» **WRITTEN TASK**: Retype the data below without altering anything.

==================================================

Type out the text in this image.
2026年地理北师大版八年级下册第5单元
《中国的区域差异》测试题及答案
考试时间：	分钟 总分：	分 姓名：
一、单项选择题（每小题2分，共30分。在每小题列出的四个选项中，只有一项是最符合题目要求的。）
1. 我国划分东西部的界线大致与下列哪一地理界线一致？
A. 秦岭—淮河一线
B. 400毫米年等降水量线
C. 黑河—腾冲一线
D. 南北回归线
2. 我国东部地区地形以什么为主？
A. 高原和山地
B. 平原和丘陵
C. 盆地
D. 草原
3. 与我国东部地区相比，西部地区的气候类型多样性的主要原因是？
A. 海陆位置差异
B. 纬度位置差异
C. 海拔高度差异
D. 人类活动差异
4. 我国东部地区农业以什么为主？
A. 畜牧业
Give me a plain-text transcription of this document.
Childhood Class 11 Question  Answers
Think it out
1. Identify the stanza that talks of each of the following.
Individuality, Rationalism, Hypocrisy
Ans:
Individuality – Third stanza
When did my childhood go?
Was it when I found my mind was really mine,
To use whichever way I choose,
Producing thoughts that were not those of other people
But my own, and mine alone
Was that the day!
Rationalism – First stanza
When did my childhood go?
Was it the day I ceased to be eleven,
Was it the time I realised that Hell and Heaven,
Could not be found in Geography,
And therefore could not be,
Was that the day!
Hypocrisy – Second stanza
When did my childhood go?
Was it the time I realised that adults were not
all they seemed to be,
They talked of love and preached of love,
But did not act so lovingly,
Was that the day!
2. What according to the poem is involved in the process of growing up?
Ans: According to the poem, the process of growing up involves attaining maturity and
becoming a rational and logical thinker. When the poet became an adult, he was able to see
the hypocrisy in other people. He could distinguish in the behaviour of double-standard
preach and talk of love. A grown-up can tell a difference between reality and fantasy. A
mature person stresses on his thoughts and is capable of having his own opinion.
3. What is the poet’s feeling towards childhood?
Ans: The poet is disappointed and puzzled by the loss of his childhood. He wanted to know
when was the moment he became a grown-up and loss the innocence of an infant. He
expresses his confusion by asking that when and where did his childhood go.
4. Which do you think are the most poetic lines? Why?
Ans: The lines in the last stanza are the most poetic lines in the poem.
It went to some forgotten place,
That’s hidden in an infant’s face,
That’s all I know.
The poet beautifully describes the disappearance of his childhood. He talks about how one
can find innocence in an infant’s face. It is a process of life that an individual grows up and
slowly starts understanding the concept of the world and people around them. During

==================================================

» **WORKED ANSWER**:
Type out the text in this image.
2026年地理北师大版八年级下册第5单元
《中国的区域差异》测试题及答案
考试时间：	分钟 总分：	分 姓名：
一、单项选择题（每小题2分，共30分。在每小题列出的四个选项中，只有一项是最符合题目要求的。）
1. 我国划分东西部的界线大致与下列哪一地理界线一致？
A. 秦岭—淮河一线
B. 400毫米年等降水量线
C. 黑河—腾冲一线
D. 南北回归线
2. 我国东部地区地形以什么为主？
A. 高原和山地
B. 平原和丘陵
C. 盆地
D. 草原
3. 与我国东部地区相比，西部地区的气候类型多样性的主要原因是？
A. 海陆位置差异
B. 纬度位置差异
C. 海拔高度差异
D. 人类活动差异
4. 我国东部地区农业以什么为主？
A. 畜牧业
Give me a plain-text transcription of this document.
Childhood Class 11 Question  Answers
Think it out
1. Identify the stanza that talks of each of the following.
Individuality, Rationalism, Hypocrisy
Ans:
Individuality – Third stanza
When did my childhood go?
Was it when I found my mind was really mine,
To use whichever way I choose,
Producing thoughts that were not those of other people
But my own, and mine alone
Was that the day!
Rationalism – First stanza
When did my childhood go?
Was it the day I ceased to be eleven,
Was it the time I realised that Hell and Heaven,
Could not be found in Geography,
And therefore could not be,
Was that the day!
Hypocrisy – Second stanza
When did my childhood go?
Was it the time I realised that adults were not
all they seemed to be,
They talked of love and preached of love,
But did not act so lovingly,
Was that the day!
2. What according to the poem is involved in the process of growing up?
Ans: According to the poem, the process of growing up involves attaining maturity and
becoming a rational and logical thinker. When the poet became an adult, he was able to see
the hypocrisy in other people. He could distinguish in the behaviour of double-standard
preach and talk of love. A grown-up can tell a difference between reality and fantasy. A
mature person stresses on his thoughts and is capable of having his own opinion.
3. What is the poet’s feeling towards childhood?
Ans: The poet is disappointed and puzzled by the loss of his childhood. He wanted to know
when was the moment he became a grown-up and loss the innocence of an infant. He
expresses his confusion by asking that when and where did his childhood go.
4. Which do you think are the most poetic lines? Why?
Ans: The lines in the last stanza are the most poetic lines in the poem.
It went to some forgotten place,
That’s hidden in an infant’s face,
That’s all I know.
The poet beautifully describes the disappearance of his childhood. He talks about how one
can find innocence in an infant’s face. It is a process of life that an individual grows up and
slowly starts understanding the concept of the world and people around them. During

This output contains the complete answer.